SEITENAUSZUG =>

Nach dem Zusammenbau hatte ich leider fesstellen müssen, daß das neue Kühlmittel dauernd Schaum bildete. Ich entsorgte den Müll incl. Zusatz, spülte alles mal wieder mit Leitungswasser und destillierten Wasser, und seit dem läuft mein System mit Feser One UV-rot. Bisher läuft es gut... Ob es Ablagerungen gibt, das wird sich zeigen, wenn ich die neue Wakü hab und die alte zerlege.

Also reine UV-Zusätze würd ich auch nicht mehr nehmen. Weder mit destiliertem Wasser noch mit anderen Flüssigkeiten. Bei anderen Flüssigkeiten bin ich mir auch nicht sicher, ob evtl. merkwürdige chemische Prozesse stand finden könnten.

Ich denke, noch mehr Erfahrungen könnten uns weiterhelfen. Momentan tendiere ich zum Innovatek-Zeug, aber Feser One will ich noch nicht ausschließen...


Gruß


----------



## Gast3737 (18. September 2008)

*AW: Was ihr euch mit Zusätzen antut...*

das erste Problem ist schonmal das es ein offener Kreislauf ist....somit können Schwebpartikel für die nötige Grundlage und Nachschub als Nahrung für Keime bilden..

lese mal da nach: http://www.watercool.de/service/faqs/wissenswertes/

dieser Link ist sehr hilfreich...

was sich bei dir Abgestetzt hat könnten Oxide von ALU oder Kupfer sein. Korri Schutz ist pflicht vorallem bei offenem Systemen und Kompeneten mit unterschiedlichen Metallen!


----------



## hawk910 (18. September 2008)

*AW: Was ihr euch mit Zusätzen antut...*

Ups, da haben wir uns wohl falsch verstanden: der Messbecher diente nur bei der Spülung als AGB. Das System war und ist geschlossen. Aluminium befand sich damals nicht im Kreislauf. Erst seit 2 Jahren (ich glaube der Deckel der X-Flow sollte Alu sein).
Aber beim nächsten System werde ich kein Alu mehr verwenden. Aus die Maus!


----------



## exa (18. September 2008)

*AW: Was ihr euch mit Zusätzen antut...*

trotzdem... ich glaub es gibt keine anschlüsse aus kupfer oder??? die sind alle verchromt vernickelt weiß der geier...


----------



## Gast3737 (18. September 2008)

EINGABE ZUR AUFGABE =>
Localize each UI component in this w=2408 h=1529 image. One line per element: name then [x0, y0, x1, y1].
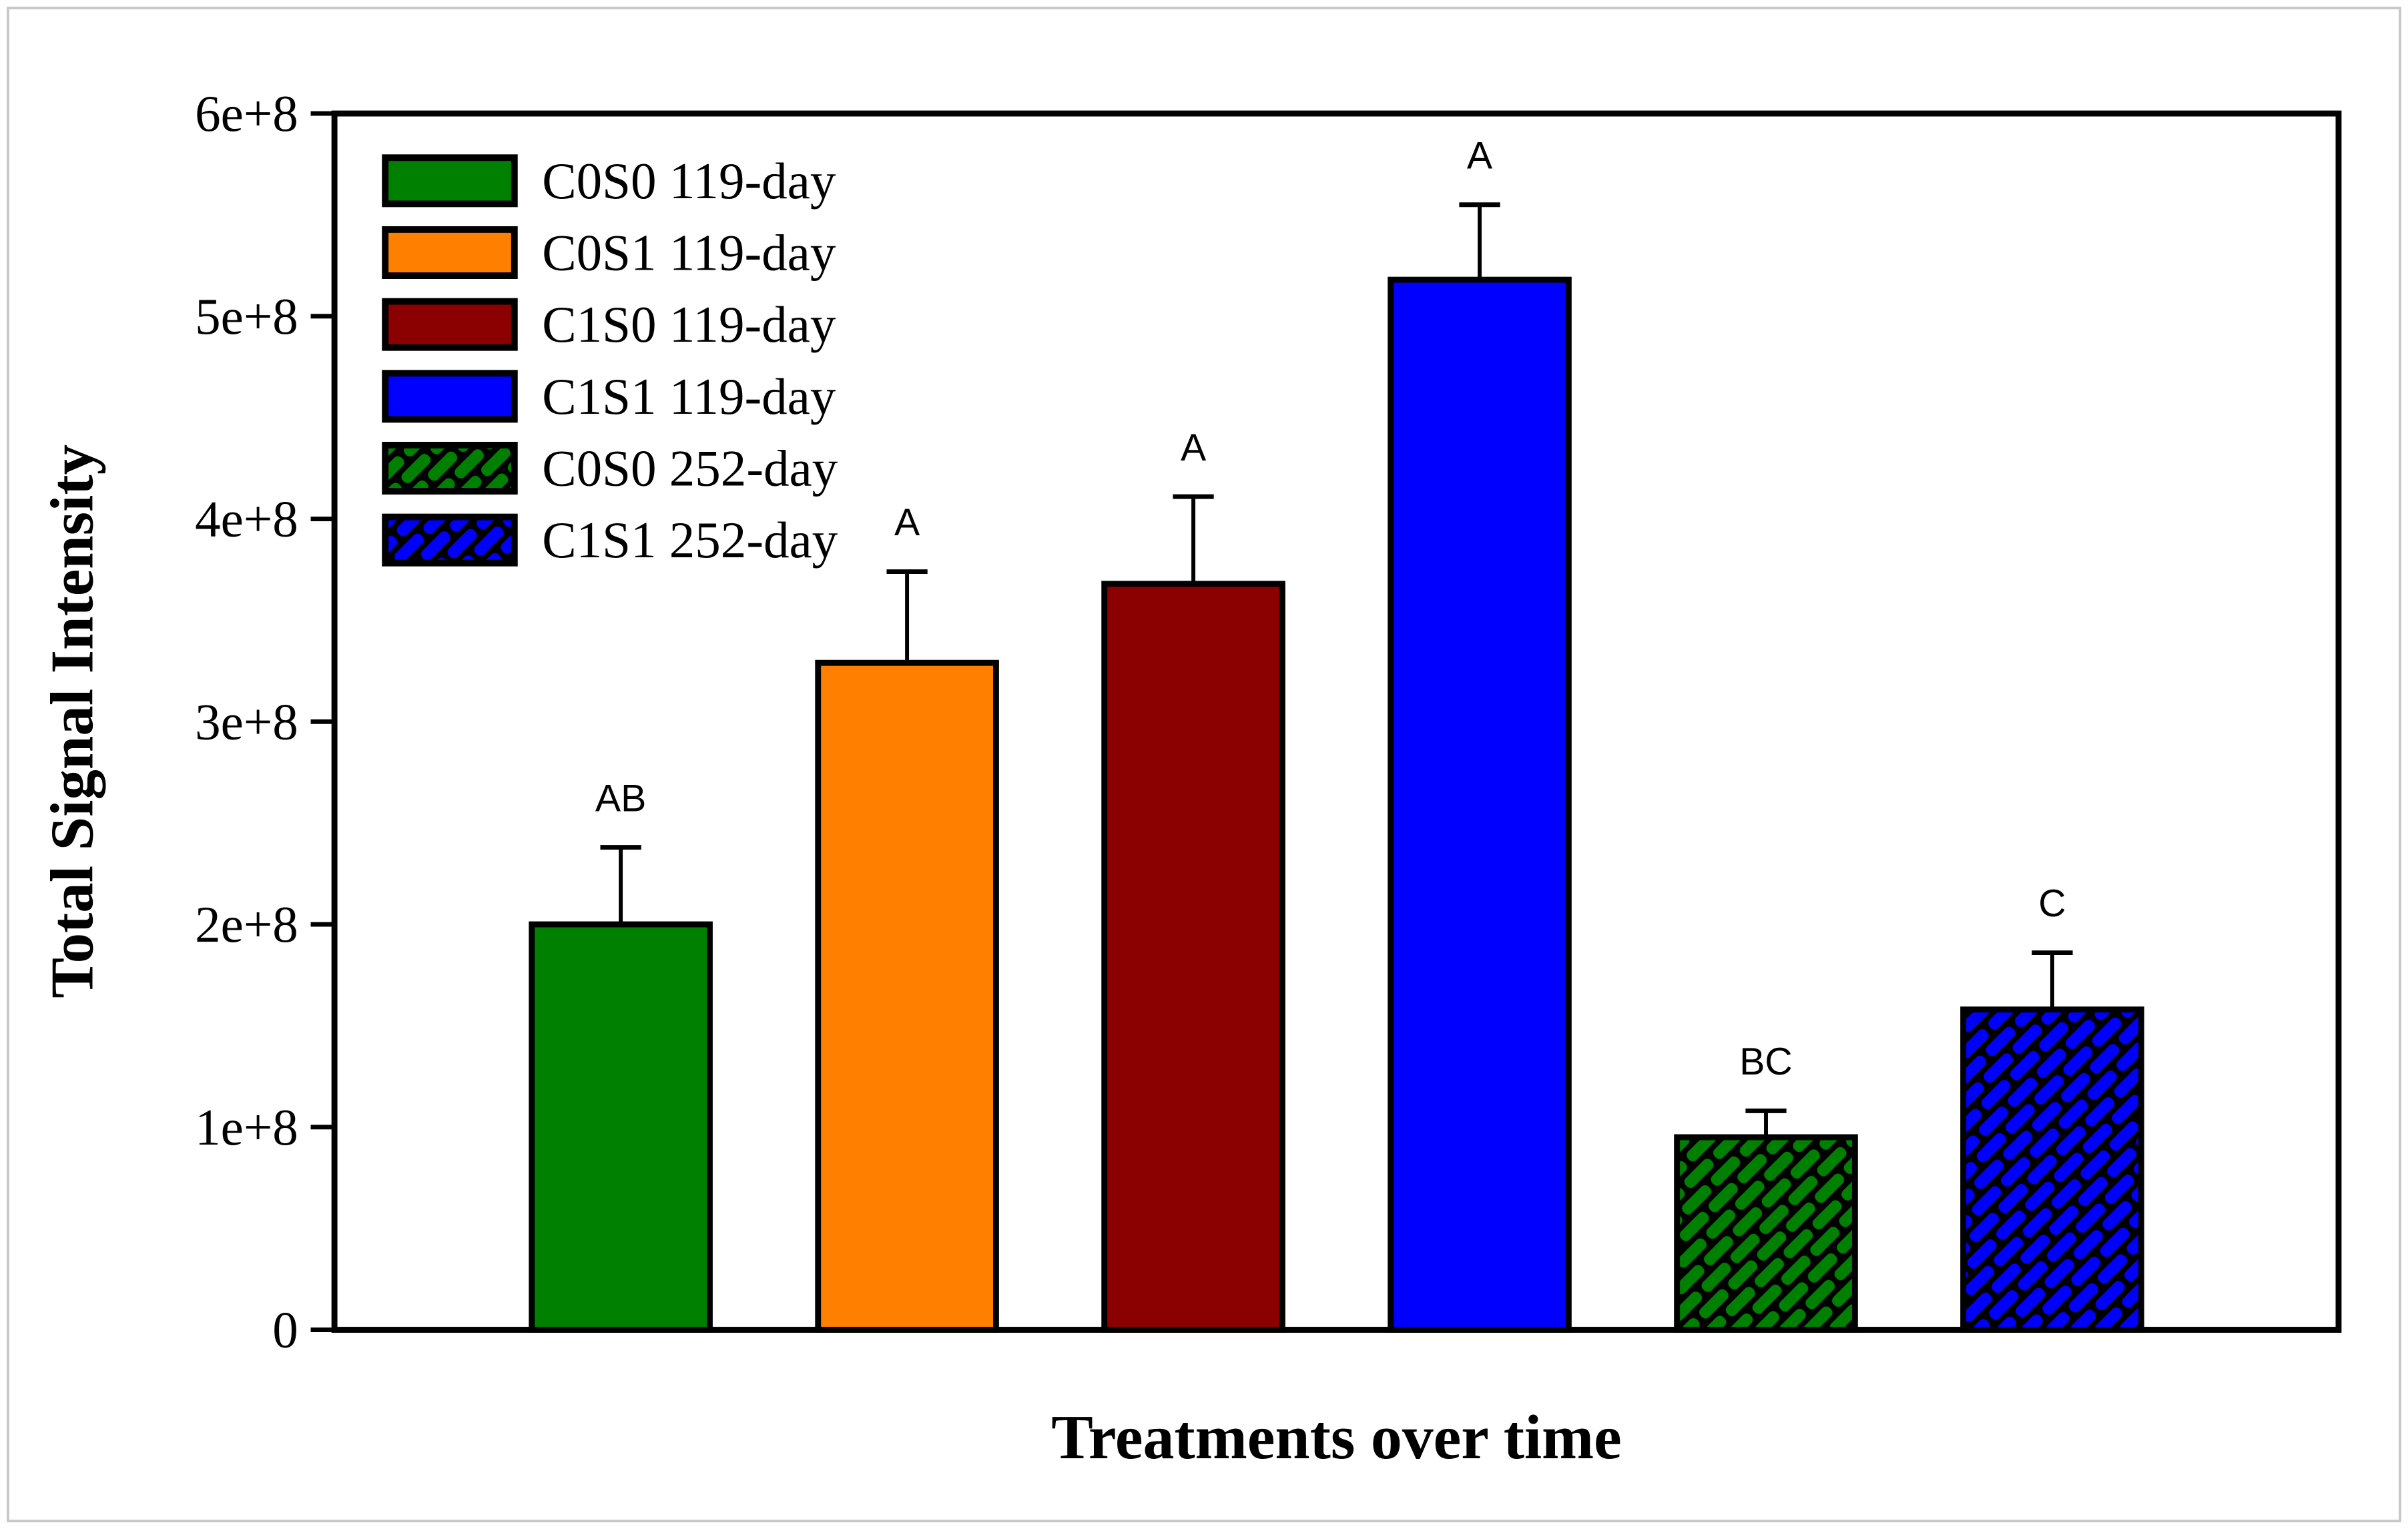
legend-label: C1S0 119-day	[542, 296, 836, 353]
y-tick-label: 5e+8	[195, 288, 298, 345]
y-tick-label: 2e+8	[195, 896, 298, 953]
legend-swatch	[382, 513, 518, 567]
x-axis-title: Treatments over time	[1051, 1403, 1622, 1472]
plot-area: 0 1e+8 2e+8 3e+8 4e+8 5e+8 6e+8 AB A A A BC C C0S0 11…	[195, 85, 2342, 1359]
significance-letter: AB	[595, 777, 646, 820]
y-tick-label: 1e+8	[195, 1099, 298, 1156]
significance-letter: A	[1181, 426, 1207, 469]
bar	[1674, 1134, 1858, 1333]
significance-letter: A	[894, 501, 920, 544]
y-tick-label: 3e+8	[195, 693, 298, 750]
significance-letter: A	[1467, 134, 1493, 177]
bar	[815, 659, 999, 1333]
bar	[1101, 581, 1285, 1333]
bar	[1960, 1006, 2144, 1333]
y-axis-title: Total Signal Intensity	[39, 444, 106, 998]
legend-swatch	[382, 370, 518, 423]
y-tick-label: 4e+8	[195, 491, 298, 548]
legend-label: C0S1 119-day	[542, 224, 836, 281]
bar	[1388, 276, 1572, 1333]
legend-label: C1S1 252-day	[542, 511, 838, 569]
bar	[529, 921, 713, 1333]
significance-letter: C	[2038, 882, 2066, 925]
legend-swatch	[382, 154, 518, 208]
legend-label: C0S0 119-day	[542, 152, 836, 210]
chart-canvas: 0 1e+8 2e+8 3e+8 4e+8 5e+8 6e+8 AB A A A BC C C0S0 11…	[39, 85, 2342, 1472]
y-tick-label: 6e+8	[195, 85, 298, 142]
y-tick-label: 0	[272, 1301, 298, 1359]
legend-label: C0S0 252-day	[542, 439, 838, 497]
legend-swatch	[382, 226, 518, 280]
significance-letter: BC	[1739, 1040, 1793, 1083]
bar-chart-figure: 0 1e+8 2e+8 3e+8 4e+8 5e+8 6e+8 AB A A A BC C C0S0 11…	[7, 7, 2401, 1522]
legend-label: C1S1 119-day	[542, 368, 836, 425]
legend-swatch	[382, 298, 518, 351]
legend-swatch	[382, 441, 518, 495]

AUFGABE A =>
Formatiere den Abschnitt der Einträge, der mit der Zeile beginnt, die „296, 836, 353]“ enthält, und mit der Zeile endet, die „x-axis-title: Treatments over“ enthält, als JSON-Liste von Zeichenketten. Gib nur diese Zeilen aus, je eine Zeichenkette pro Zeile und ohne Leerzeilen.
AUFGABE B =>
Setze den Forenthread über Zusätze im Wasserkühlkreislauf dort fort, wo er aufhört.

ERWARTETE AUSGABE A =>
[
  "legend-label: C1S0 119-day\t[542, 296, 836, 353]",
  "y-tick-label: 5e+8\t[195, 288, 298, 345]",
  "y-tick-label: 2e+8\t[195, 896, 298, 953]",
  "legend-swatch\t[382, 513, 518, 567]",
  "x-axis-title: Treatments over time\t[1051, 1403, 1622, 1472]"
]

ERWARTETE AUSGABE B =>
*AW: Was ihr euch mit Zusätzen antut...*

Viele Schwören ja auf inno pro. die Zusammensetzung beinhaltet 1,2-Ethandiol was ein Alkohol ist..der in vielen Kühlermitteln verwendet wird..


----------



## exa (18. September 2008)

*AW: Was ihr euch mit Zusätzen antut...*

jo, ich habs jetz auch mal bestellt...


----------



## gdfan (20. September 2008)

*AW: Was ihr euch mit Zusätzen antut...*

Ich habe seit ~15 Wochen Inno Protect IP drin und muss sagen  ist nur ein ganz mini bischen trüb geworden ka warum aber sonst top


----------



## ruyven_macaran (22. September 2008)

*AW: Was ihr euch mit Zusätzen antut...*

Anschlüsse bestehen i.d.R. aus vernickeltem Messing, Tüllen gibt es z.T. auch unvernickelt.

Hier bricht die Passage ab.